#### What is expected:
Show every line containing "flag" by copying it.

#### Data provided:
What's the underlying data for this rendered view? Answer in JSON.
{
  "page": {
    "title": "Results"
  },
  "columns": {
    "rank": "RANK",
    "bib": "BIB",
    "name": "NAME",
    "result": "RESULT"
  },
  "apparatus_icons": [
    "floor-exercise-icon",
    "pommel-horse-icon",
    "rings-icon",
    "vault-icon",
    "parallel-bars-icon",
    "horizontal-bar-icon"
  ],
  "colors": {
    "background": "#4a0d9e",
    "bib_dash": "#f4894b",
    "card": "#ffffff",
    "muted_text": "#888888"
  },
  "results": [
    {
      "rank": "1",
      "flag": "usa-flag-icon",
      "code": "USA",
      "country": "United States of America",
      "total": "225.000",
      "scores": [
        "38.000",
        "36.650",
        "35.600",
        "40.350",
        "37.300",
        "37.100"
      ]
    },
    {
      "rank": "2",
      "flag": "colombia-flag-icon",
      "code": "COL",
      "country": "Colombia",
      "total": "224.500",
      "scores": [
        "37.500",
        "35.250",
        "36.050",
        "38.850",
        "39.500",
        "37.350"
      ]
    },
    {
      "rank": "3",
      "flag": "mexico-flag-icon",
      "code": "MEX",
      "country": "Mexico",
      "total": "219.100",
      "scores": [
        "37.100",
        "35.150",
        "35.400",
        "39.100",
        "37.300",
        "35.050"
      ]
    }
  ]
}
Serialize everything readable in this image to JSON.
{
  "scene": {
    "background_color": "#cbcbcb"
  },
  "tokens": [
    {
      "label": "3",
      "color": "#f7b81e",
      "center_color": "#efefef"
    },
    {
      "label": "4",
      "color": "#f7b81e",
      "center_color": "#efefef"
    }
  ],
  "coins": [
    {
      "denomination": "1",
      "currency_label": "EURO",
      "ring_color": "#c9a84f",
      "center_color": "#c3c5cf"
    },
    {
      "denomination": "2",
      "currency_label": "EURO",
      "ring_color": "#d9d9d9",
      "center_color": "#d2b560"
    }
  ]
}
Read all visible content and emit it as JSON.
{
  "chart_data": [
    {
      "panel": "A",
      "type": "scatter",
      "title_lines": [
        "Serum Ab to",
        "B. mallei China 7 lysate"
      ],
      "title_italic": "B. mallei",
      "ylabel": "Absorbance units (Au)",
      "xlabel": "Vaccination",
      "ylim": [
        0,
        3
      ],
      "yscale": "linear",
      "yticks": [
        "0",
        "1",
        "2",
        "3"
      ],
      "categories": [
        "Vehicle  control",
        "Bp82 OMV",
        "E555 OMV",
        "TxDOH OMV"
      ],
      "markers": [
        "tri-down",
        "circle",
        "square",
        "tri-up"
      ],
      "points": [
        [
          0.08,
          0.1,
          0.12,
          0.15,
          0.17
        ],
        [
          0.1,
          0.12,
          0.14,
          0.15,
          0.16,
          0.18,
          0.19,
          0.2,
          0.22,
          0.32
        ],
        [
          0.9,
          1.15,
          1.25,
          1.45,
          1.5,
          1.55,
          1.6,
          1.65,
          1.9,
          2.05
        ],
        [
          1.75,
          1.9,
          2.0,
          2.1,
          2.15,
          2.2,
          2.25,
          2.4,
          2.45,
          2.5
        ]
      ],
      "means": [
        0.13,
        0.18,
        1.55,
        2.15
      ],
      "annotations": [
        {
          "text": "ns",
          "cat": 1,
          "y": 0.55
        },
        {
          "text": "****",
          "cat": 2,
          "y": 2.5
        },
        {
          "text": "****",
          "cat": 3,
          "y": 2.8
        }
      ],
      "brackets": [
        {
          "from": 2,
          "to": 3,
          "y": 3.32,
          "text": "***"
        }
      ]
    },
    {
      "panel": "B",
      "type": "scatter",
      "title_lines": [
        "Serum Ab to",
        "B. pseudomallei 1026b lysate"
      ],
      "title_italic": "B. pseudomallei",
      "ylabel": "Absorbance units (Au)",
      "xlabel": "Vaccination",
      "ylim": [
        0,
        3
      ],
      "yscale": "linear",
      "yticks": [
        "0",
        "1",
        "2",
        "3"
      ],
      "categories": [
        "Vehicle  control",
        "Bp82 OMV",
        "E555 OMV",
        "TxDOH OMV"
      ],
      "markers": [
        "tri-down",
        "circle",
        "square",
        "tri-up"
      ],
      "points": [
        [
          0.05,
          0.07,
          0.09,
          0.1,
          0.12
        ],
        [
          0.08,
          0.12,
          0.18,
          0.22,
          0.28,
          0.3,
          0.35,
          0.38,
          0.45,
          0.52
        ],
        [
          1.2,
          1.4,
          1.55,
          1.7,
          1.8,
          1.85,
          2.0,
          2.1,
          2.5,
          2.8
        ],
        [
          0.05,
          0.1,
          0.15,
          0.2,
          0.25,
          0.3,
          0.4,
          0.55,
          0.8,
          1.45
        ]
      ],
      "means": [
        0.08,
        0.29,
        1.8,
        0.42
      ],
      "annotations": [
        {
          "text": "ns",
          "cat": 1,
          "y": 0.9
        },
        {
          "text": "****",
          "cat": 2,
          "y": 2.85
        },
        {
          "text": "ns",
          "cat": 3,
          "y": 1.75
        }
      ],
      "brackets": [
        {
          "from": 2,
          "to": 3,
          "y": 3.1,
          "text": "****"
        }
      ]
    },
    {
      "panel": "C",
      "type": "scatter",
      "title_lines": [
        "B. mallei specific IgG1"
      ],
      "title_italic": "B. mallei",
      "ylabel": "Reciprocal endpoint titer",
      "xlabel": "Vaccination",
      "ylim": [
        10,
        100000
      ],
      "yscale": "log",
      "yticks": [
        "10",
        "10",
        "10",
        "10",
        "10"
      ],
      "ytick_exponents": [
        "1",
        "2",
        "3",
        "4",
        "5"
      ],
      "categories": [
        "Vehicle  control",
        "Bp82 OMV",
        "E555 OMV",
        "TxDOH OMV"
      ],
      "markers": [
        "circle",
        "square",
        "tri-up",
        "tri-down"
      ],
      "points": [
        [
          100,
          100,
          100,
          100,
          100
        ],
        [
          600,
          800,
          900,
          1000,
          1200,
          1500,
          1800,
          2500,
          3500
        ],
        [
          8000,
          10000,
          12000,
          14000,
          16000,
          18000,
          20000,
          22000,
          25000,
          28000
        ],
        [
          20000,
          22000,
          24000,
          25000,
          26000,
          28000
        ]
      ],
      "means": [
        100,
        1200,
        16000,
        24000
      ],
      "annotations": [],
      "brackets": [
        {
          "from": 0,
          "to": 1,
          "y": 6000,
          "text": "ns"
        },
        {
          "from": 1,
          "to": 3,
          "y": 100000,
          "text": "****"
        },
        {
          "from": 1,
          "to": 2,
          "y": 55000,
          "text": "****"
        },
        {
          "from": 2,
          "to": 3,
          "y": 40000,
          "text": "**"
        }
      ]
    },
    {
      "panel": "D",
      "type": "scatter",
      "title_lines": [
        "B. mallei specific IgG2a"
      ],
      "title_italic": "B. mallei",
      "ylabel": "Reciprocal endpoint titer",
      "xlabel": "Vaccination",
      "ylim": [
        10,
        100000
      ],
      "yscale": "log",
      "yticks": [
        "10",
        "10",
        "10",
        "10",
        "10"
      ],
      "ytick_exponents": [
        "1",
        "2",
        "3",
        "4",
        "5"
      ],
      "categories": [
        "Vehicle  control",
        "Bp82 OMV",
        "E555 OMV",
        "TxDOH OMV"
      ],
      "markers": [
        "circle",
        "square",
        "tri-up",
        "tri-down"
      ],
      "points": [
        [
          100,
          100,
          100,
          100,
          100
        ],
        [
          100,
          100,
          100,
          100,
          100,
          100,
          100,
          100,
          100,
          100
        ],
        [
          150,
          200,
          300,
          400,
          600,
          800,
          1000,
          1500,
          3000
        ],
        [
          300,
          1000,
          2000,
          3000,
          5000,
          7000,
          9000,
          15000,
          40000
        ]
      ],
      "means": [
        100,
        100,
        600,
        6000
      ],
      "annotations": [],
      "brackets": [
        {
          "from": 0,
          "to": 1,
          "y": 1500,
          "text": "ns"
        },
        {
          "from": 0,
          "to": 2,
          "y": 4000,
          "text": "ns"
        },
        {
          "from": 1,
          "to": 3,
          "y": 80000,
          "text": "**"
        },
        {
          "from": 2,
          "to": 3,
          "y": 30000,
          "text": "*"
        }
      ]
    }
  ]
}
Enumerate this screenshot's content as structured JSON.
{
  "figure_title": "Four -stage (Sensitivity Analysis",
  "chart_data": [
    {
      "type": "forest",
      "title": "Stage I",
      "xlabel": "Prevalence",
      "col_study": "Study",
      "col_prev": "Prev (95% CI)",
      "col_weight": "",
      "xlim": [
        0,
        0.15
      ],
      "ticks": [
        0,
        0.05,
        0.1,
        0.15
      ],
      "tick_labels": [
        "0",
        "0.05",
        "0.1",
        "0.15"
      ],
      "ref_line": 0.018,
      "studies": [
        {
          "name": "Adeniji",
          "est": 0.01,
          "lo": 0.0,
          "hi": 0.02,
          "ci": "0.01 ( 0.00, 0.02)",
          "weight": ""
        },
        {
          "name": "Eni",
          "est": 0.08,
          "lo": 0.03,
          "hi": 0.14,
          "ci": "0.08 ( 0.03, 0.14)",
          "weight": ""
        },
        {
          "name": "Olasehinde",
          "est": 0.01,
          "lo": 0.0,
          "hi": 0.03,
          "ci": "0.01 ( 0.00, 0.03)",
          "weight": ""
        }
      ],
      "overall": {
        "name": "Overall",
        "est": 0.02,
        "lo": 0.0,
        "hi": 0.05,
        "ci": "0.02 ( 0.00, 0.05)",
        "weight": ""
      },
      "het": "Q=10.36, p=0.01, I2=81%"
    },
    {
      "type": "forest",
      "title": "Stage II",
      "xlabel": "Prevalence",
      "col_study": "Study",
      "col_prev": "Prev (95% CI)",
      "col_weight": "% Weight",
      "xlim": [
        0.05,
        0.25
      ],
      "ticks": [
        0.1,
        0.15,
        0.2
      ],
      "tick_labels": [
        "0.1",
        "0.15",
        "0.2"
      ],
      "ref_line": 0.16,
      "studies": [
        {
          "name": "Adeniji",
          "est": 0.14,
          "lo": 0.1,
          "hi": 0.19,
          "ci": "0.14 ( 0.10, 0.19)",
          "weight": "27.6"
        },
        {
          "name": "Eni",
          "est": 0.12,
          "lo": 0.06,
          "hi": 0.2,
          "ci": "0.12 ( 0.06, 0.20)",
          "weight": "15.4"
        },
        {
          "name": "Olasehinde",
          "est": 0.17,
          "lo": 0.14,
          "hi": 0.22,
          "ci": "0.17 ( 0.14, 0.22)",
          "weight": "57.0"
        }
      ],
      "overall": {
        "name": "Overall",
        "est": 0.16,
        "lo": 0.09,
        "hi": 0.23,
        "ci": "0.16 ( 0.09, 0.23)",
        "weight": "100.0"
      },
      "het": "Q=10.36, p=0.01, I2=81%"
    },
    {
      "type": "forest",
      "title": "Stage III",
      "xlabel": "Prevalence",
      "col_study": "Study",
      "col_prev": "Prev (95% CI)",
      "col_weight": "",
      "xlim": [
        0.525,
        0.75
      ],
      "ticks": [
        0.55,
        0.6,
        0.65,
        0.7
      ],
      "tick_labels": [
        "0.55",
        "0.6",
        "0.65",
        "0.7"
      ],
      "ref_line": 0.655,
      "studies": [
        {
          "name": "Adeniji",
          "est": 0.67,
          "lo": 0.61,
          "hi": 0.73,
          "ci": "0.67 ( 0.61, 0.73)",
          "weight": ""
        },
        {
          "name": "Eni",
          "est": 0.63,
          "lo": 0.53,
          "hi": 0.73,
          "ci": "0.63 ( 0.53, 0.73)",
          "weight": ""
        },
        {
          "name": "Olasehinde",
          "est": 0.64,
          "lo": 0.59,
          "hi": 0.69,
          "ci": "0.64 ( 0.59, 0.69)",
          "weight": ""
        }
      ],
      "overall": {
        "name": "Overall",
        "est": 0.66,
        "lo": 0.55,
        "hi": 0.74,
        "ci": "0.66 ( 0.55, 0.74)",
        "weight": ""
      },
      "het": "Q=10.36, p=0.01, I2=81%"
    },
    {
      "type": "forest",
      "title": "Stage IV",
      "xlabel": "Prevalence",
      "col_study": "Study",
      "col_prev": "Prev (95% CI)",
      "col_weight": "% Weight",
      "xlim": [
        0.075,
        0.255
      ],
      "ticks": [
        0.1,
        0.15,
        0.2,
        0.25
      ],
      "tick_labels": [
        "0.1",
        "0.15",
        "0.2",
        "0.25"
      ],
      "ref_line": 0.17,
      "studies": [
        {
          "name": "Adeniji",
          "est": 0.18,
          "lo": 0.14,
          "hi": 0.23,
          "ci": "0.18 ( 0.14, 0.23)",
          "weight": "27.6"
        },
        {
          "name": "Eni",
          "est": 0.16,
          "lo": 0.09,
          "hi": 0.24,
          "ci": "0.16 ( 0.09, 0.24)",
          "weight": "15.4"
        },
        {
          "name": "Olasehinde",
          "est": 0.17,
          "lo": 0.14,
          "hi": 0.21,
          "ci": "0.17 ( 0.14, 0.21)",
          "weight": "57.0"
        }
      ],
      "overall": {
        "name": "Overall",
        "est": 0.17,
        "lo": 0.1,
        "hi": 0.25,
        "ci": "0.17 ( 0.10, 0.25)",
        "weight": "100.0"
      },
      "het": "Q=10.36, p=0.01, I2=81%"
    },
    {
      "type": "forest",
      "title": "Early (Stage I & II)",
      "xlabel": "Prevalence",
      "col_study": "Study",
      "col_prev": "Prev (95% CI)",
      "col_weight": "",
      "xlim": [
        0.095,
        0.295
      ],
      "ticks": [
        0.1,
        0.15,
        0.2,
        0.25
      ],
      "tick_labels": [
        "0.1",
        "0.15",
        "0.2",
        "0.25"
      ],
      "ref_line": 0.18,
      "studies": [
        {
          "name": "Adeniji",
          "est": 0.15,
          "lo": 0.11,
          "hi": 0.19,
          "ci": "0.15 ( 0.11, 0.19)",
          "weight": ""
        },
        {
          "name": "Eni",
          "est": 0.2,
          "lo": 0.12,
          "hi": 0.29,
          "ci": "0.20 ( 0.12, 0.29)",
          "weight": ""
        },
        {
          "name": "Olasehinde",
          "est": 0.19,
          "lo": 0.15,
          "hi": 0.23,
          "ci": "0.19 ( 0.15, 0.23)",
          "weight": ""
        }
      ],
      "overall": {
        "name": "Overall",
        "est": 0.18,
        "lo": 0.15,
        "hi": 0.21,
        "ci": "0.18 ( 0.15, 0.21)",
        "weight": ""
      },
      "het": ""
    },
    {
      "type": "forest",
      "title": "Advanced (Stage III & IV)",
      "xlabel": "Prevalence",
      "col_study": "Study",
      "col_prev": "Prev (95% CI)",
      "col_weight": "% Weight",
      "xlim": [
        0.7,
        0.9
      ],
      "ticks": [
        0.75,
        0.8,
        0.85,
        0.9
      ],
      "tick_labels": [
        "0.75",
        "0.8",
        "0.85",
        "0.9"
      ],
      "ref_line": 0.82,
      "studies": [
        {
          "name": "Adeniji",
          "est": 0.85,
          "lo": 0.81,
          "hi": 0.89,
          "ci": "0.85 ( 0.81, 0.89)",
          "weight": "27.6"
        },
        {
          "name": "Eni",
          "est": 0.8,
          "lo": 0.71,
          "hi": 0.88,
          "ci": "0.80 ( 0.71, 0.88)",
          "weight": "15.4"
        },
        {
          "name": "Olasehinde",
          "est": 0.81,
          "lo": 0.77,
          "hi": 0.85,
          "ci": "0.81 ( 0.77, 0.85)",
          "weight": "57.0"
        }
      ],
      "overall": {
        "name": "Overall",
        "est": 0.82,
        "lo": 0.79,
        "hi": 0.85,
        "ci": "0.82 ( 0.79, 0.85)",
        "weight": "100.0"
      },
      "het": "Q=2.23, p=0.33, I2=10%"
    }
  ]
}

#### Correct result:
      "flag": "usa-flag-icon",
      "flag": "colombia-flag-icon",
      "flag": "mexico-flag-icon",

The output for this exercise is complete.